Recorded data

::::

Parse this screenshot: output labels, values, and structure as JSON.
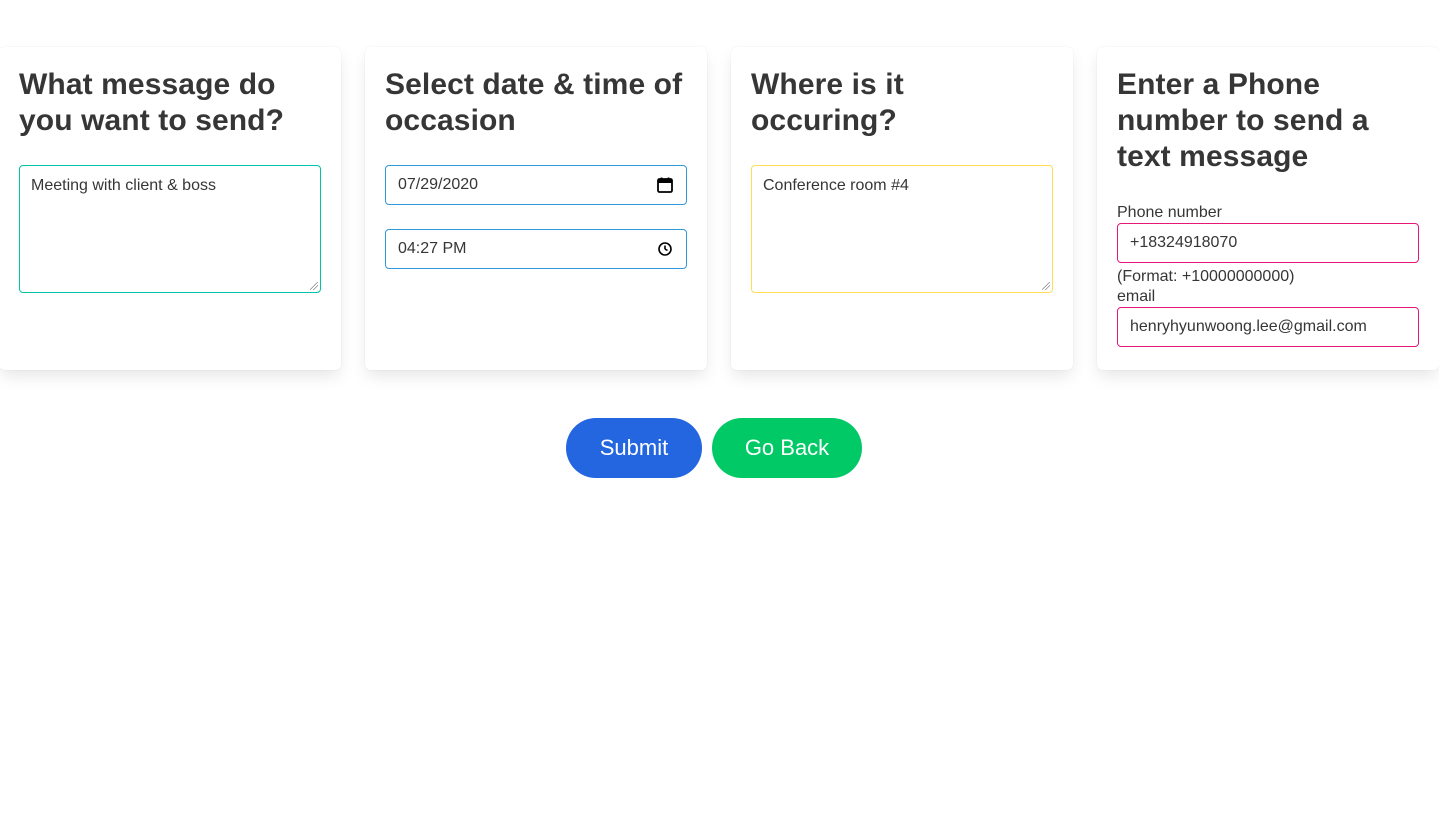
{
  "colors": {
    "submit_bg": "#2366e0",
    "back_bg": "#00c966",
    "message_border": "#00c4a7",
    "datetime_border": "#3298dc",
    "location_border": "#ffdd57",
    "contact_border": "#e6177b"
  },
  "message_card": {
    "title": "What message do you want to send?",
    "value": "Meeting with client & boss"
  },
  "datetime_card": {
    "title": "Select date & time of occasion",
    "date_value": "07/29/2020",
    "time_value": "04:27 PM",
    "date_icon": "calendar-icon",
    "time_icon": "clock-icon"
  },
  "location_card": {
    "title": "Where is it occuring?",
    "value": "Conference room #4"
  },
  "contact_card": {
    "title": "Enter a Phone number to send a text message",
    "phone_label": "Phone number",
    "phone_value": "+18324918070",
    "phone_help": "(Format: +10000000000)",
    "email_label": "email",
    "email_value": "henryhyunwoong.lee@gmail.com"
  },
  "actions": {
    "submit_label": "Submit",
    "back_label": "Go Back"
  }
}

::::

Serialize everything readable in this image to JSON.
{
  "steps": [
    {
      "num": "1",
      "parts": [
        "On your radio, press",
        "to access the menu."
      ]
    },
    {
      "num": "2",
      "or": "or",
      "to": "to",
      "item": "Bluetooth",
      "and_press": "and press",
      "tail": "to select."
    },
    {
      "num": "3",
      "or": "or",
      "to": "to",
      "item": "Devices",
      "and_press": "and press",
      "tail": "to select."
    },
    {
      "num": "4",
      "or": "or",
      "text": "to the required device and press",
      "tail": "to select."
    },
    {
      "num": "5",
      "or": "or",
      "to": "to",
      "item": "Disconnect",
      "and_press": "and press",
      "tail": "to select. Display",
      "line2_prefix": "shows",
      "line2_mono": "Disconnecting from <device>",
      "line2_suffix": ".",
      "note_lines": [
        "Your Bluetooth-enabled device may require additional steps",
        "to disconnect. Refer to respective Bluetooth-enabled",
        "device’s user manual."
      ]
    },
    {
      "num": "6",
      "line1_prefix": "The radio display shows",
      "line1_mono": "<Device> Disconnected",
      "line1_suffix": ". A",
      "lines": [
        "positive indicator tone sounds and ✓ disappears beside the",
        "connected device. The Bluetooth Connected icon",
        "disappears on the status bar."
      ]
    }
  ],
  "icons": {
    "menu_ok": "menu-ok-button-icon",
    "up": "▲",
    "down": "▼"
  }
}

::::

■ Description of the task ■
Find the lines containing "title" and pull them out.

■ Reply to the exercise ■
    "title": "What message do you want to send?",
    "title": "Select date & time of occasion",
    "title": "Where is it occuring?",
    "title": "Enter a Phone number to send a text message",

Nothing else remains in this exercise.